>>>

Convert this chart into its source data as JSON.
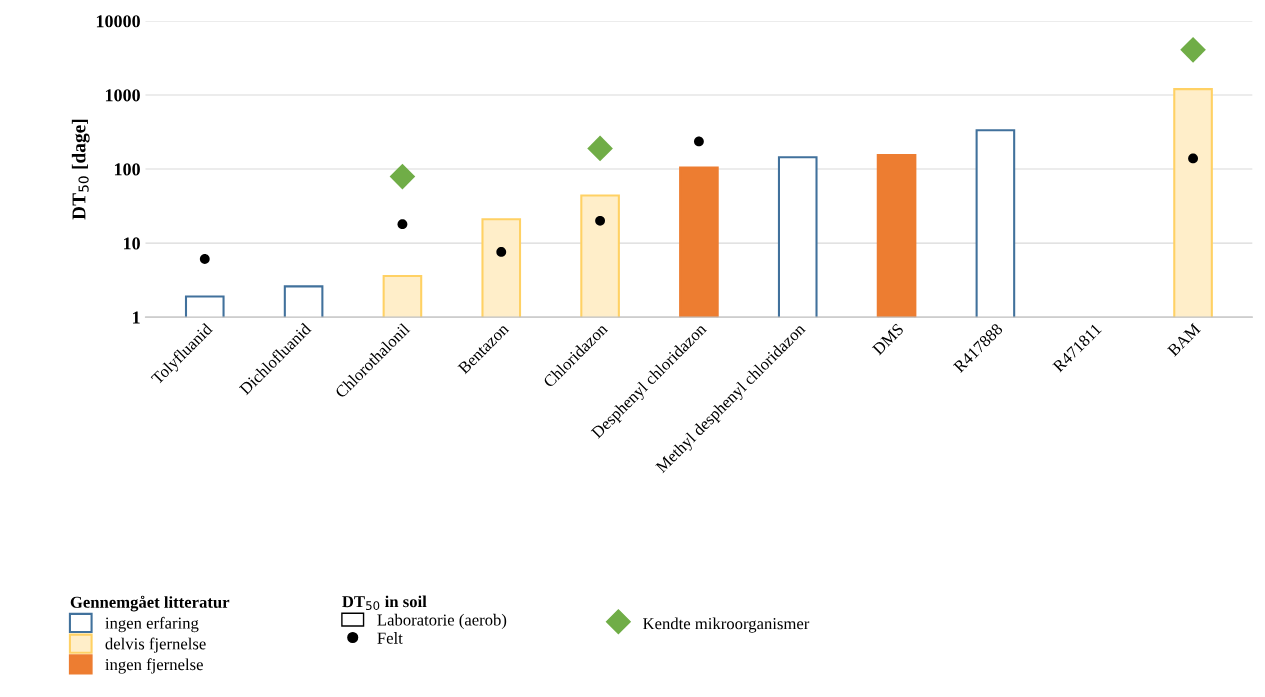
{
  "chart_data": {
    "type": "bar",
    "ylabel": "DT$_{50}$ [dage]",
    "categories": [
      "Tolyfluanid",
      "Dichlofluanid",
      "Chlorothalonil",
      "Bentazon",
      "Chloridazon",
      "Desphenyl chloridazon",
      "Methyl desphenyl chloridazon",
      "DMS",
      "R417888",
      "R471811",
      "BAM"
    ],
    "series": [
      {
        "name": "ingen erfaring",
        "color": "#41719c",
        "values": [
          1.9,
          2.6,
          null,
          null,
          null,
          null,
          144,
          null,
          333,
          null,
          null
        ]
      },
      {
        "name": "delvis fjernelse",
        "color": "#ffeec9",
        "values": [
          null,
          null,
          3.6,
          21,
          44,
          null,
          null,
          null,
          null,
          null,
          1200
        ]
      },
      {
        "name": "ingen fjernelse",
        "color": "#ed7d31",
        "values": [
          null,
          null,
          null,
          null,
          null,
          105,
          null,
          155,
          null,
          null,
          null
        ]
      },
      {
        "name": "Felt",
        "type": "scatter",
        "marker": "circle",
        "color": "#000000",
        "values": [
          6.1,
          null,
          18,
          7.6,
          20,
          236,
          null,
          null,
          null,
          null,
          139
        ]
      },
      {
        "name": "Kendte mikroorganismer",
        "type": "scatter",
        "marker": "diamond",
        "color": "#70ad47",
        "values": [
          null,
          null,
          79,
          null,
          190,
          null,
          null,
          null,
          null,
          null,
          4070
        ]
      }
    ],
    "log": "y",
    "ylim": [
      1,
      10000
    ],
    "yticks": [
      1,
      10,
      100,
      1000,
      10000
    ],
    "grid": "y",
    "legend": "bottom left",
    "legend_title": "Gennemgået litteratur",
    "annotations": [
      "DT$_{50}$ in soil",
      "Laboratorie (aerob)"
    ]
  }
}
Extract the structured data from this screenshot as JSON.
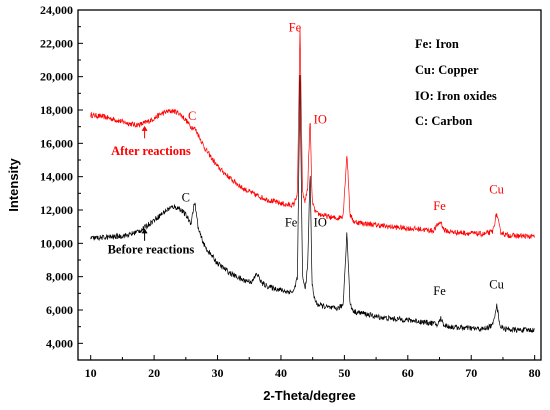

<<<

**AIM OF THE TASK:**
Transcribe every record above exactly as written, leaving out any pictures.

**ANSWER TO THE EXERCISE:**
Convert this chart into its source data as JSON.
{
  "chart_data": {
    "type": "bar",
    "ylabel": "DT$_{50}$ [dage]",
    "categories": [
      "Tolyfluanid",
      "Dichlofluanid",
      "Chlorothalonil",
      "Bentazon",
      "Chloridazon",
      "Desphenyl chloridazon",
      "Methyl desphenyl chloridazon",
      "DMS",
      "R417888",
      "R471811",
      "BAM"
    ],
    "series": [
      {
        "name": "ingen erfaring",
        "color": "#41719c",
        "values": [
          1.9,
          2.6,
          null,
          null,
          null,
          null,
          144,
          null,
          333,
          null,
          null
        ]
      },
      {
        "name": "delvis fjernelse",
        "color": "#ffeec9",
        "values": [
          null,
          null,
          3.6,
          21,
          44,
          null,
          null,
          null,
          null,
          null,
          1200
        ]
      },
      {
        "name": "ingen fjernelse",
        "color": "#ed7d31",
        "values": [
          null,
          null,
          null,
          null,
          null,
          105,
          null,
          155,
          null,
          null,
          null
        ]
      },
      {
        "name": "Felt",
        "type": "scatter",
        "marker": "circle",
        "color": "#000000",
        "values": [
          6.1,
          null,
          18,
          7.6,
          20,
          236,
          null,
          null,
          null,
          null,
          139
        ]
      },
      {
        "name": "Kendte mikroorganismer",
        "type": "scatter",
        "marker": "diamond",
        "color": "#70ad47",
        "values": [
          null,
          null,
          79,
          null,
          190,
          null,
          null,
          null,
          null,
          null,
          4070
        ]
      }
    ],
    "log": "y",
    "ylim": [
      1,
      10000
    ],
    "yticks": [
      1,
      10,
      100,
      1000,
      10000
    ],
    "grid": "y",
    "legend": "bottom left",
    "legend_title": "Gennemgået litteratur",
    "annotations": [
      "DT$_{50}$ in soil",
      "Laboratorie (aerob)"
    ]
  }
}
Extract the structured data from this screenshot as JSON.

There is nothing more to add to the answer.